◆ **Exercise prompt**: Each record is to be printed again precisely as it reads.
══════════════════════════════
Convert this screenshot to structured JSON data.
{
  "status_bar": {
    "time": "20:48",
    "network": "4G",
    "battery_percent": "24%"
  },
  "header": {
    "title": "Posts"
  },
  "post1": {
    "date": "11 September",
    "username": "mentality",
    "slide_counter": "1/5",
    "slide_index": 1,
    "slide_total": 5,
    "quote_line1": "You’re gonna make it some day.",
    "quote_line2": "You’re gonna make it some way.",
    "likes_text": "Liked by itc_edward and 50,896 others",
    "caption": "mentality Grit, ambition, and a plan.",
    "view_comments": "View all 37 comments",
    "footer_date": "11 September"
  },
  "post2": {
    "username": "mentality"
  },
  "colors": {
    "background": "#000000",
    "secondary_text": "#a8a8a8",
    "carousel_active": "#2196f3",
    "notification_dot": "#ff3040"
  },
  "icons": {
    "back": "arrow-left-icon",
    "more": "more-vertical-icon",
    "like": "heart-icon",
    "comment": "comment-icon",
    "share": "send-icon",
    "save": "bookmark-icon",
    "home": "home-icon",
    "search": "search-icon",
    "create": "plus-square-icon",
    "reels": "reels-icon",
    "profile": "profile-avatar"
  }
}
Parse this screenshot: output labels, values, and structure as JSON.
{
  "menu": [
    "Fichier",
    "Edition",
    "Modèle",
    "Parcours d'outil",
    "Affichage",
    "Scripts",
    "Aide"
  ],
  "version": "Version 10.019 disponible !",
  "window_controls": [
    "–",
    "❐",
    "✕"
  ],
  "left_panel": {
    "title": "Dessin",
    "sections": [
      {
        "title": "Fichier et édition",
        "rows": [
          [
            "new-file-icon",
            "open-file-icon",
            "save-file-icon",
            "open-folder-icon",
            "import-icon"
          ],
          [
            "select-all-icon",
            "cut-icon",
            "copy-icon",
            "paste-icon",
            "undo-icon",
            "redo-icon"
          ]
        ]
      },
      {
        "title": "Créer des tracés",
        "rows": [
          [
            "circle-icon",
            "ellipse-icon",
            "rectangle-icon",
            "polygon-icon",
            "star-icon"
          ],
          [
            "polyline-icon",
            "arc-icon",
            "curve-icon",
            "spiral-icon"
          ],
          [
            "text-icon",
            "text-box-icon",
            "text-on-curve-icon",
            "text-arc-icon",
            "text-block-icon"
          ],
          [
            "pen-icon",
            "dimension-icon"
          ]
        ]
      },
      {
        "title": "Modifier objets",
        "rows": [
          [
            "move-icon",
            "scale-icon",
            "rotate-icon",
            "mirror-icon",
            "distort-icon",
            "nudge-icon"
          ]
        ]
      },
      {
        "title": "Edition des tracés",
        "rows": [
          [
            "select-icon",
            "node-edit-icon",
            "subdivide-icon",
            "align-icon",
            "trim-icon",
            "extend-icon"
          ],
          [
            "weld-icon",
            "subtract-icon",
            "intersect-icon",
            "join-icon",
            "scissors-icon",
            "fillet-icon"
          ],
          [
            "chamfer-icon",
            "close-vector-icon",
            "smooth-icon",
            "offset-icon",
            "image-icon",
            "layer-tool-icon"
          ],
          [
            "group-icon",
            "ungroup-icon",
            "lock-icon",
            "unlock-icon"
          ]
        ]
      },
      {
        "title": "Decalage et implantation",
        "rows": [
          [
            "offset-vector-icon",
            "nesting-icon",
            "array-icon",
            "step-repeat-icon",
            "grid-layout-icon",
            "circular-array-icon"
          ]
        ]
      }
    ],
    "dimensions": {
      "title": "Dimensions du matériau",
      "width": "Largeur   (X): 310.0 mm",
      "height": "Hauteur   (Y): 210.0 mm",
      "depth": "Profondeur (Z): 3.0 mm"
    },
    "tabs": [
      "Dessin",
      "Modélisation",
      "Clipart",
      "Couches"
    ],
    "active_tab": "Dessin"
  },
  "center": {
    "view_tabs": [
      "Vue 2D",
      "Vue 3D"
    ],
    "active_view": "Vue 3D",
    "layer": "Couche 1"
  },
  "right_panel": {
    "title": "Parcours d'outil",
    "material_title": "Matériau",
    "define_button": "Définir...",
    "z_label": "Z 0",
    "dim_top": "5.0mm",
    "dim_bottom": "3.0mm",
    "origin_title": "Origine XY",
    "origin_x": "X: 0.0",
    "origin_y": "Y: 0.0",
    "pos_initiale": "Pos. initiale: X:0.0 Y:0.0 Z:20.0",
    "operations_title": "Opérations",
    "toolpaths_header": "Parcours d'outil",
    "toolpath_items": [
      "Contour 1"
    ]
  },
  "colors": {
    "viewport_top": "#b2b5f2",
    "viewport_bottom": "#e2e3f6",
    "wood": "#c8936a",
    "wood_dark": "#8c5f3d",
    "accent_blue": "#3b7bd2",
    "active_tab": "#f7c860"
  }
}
══════════════════════════════
◆ **Output**:
Convert this screenshot to structured JSON data.
{
  "status_bar": {
    "time": "20:48",
    "network": "4G",
    "battery_percent": "24%"
  },
  "header": {
    "title": "Posts"
  },
  "post1": {
    "date": "11 September",
    "username": "mentality",
    "slide_counter": "1/5",
    "slide_index": 1,
    "slide_total": 5,
    "quote_line1": "You’re gonna make it some day.",
    "quote_line2": "You’re gonna make it some way.",
    "likes_text": "Liked by itc_edward and 50,896 others",
    "caption": "mentality Grit, ambition, and a plan.",
    "view_comments": "View all 37 comments",
    "footer_date": "11 September"
  },
  "post2": {
    "username": "mentality"
  },
  "colors": {
    "background": "#000000",
    "secondary_text": "#a8a8a8",
    "carousel_active": "#2196f3",
    "notification_dot": "#ff3040"
  },
  "icons": {
    "back": "arrow-left-icon",
    "more": "more-vertical-icon",
    "like": "heart-icon",
    "comment": "comment-icon",
    "share": "send-icon",
    "save": "bookmark-icon",
    "home": "home-icon",
    "search": "search-icon",
    "create": "plus-square-icon",
    "reels": "reels-icon",
    "profile": "profile-avatar"
  }
}
Parse this screenshot: output labels, values, and structure as JSON.
{
  "menu": [
    "Fichier",
    "Edition",
    "Modèle",
    "Parcours d'outil",
    "Affichage",
    "Scripts",
    "Aide"
  ],
  "version": "Version 10.019 disponible !",
  "window_controls": [
    "–",
    "❐",
    "✕"
  ],
  "left_panel": {
    "title": "Dessin",
    "sections": [
      {
        "title": "Fichier et édition",
        "rows": [
          [
            "new-file-icon",
            "open-file-icon",
            "save-file-icon",
            "open-folder-icon",
            "import-icon"
          ],
          [
            "select-all-icon",
            "cut-icon",
            "copy-icon",
            "paste-icon",
            "undo-icon",
            "redo-icon"
          ]
        ]
      },
      {
        "title": "Créer des tracés",
        "rows": [
          [
            "circle-icon",
            "ellipse-icon",
            "rectangle-icon",
            "polygon-icon",
            "star-icon"
          ],
          [
            "polyline-icon",
            "arc-icon",
            "curve-icon",
            "spiral-icon"
          ],
          [
            "text-icon",
            "text-box-icon",
            "text-on-curve-icon",
            "text-arc-icon",
            "text-block-icon"
          ],
          [
            "pen-icon",
            "dimension-icon"
          ]
        ]
      },
      {
        "title": "Modifier objets",
        "rows": [
          [
            "move-icon",
            "scale-icon",
            "rotate-icon",
            "mirror-icon",
            "distort-icon",
            "nudge-icon"
          ]
        ]
      },
      {
        "title": "Edition des tracés",
        "rows": [
          [
            "select-icon",
            "node-edit-icon",
            "subdivide-icon",
            "align-icon",
            "trim-icon",
            "extend-icon"
          ],
          [
            "weld-icon",
            "subtract-icon",
            "intersect-icon",
            "join-icon",
            "scissors-icon",
            "fillet-icon"
          ],
          [
            "chamfer-icon",
            "close-vector-icon",
            "smooth-icon",
            "offset-icon",
            "image-icon",
            "layer-tool-icon"
          ],
          [
            "group-icon",
            "ungroup-icon",
            "lock-icon",
            "unlock-icon"
          ]
        ]
      },
      {
        "title": "Decalage et implantation",
        "rows": [
          [
            "offset-vector-icon",
            "nesting-icon",
            "array-icon",
            "step-repeat-icon",
            "grid-layout-icon",
            "circular-array-icon"
          ]
        ]
      }
    ],
    "dimensions": {
      "title": "Dimensions du matériau",
      "width": "Largeur   (X): 310.0 mm",
      "height": "Hauteur   (Y): 210.0 mm",
      "depth": "Profondeur (Z): 3.0 mm"
    },
    "tabs": [
      "Dessin",
      "Modélisation",
      "Clipart",
      "Couches"
    ],
    "active_tab": "Dessin"
  },
  "center": {
    "view_tabs": [
      "Vue 2D",
      "Vue 3D"
    ],
    "active_view": "Vue 3D",
    "layer": "Couche 1"
  },
  "right_panel": {
    "title": "Parcours d'outil",
    "material_title": "Matériau",
    "define_button": "Définir...",
    "z_label": "Z 0",
    "dim_top": "5.0mm",
    "dim_bottom": "3.0mm",
    "origin_title": "Origine XY",
    "origin_x": "X: 0.0",
    "origin_y": "Y: 0.0",
    "pos_initiale": "Pos. initiale: X:0.0 Y:0.0 Z:20.0",
    "operations_title": "Opérations",
    "toolpaths_header": "Parcours d'outil",
    "toolpath_items": [
      "Contour 1"
    ]
  },
  "colors": {
    "viewport_top": "#b2b5f2",
    "viewport_bottom": "#e2e3f6",
    "wood": "#c8936a",
    "wood_dark": "#8c5f3d",
    "accent_blue": "#3b7bd2",
    "active_tab": "#f7c860"
  }
}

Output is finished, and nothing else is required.